• _Exercise prompt_
Verbatim output of all the material below is required.

-------- Excerpted records --------

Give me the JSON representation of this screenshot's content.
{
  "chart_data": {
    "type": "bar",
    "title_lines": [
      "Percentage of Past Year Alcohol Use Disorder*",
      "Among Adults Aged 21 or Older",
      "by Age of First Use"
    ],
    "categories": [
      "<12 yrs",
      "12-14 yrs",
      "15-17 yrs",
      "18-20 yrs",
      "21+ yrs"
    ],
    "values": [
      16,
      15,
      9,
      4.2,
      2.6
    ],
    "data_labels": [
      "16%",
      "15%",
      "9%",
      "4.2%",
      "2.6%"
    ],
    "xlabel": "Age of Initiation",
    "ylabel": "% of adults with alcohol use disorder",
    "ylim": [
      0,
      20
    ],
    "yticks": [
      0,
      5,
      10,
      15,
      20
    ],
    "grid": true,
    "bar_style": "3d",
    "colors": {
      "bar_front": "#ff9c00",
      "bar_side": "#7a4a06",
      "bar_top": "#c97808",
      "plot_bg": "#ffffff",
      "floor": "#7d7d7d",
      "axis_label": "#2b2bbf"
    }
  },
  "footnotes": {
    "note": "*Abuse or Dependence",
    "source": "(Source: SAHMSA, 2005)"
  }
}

--------

• _Output_
Give me the JSON representation of this screenshot's content.
{
  "chart_data": {
    "type": "bar",
    "title_lines": [
      "Percentage of Past Year Alcohol Use Disorder*",
      "Among Adults Aged 21 or Older",
      "by Age of First Use"
    ],
    "categories": [
      "<12 yrs",
      "12-14 yrs",
      "15-17 yrs",
      "18-20 yrs",
      "21+ yrs"
    ],
    "values": [
      16,
      15,
      9,
      4.2,
      2.6
    ],
    "data_labels": [
      "16%",
      "15%",
      "9%",
      "4.2%",
      "2.6%"
    ],
    "xlabel": "Age of Initiation",
    "ylabel": "% of adults with alcohol use disorder",
    "ylim": [
      0,
      20
    ],
    "yticks": [
      0,
      5,
      10,
      15,
      20
    ],
    "grid": true,
    "bar_style": "3d",
    "colors": {
      "bar_front": "#ff9c00",
      "bar_side": "#7a4a06",
      "bar_top": "#c97808",
      "plot_bg": "#ffffff",
      "floor": "#7d7d7d",
      "axis_label": "#2b2bbf"
    }
  },
  "footnotes": {
    "note": "*Abuse or Dependence",
    "source": "(Source: SAHMSA, 2005)"
  }
}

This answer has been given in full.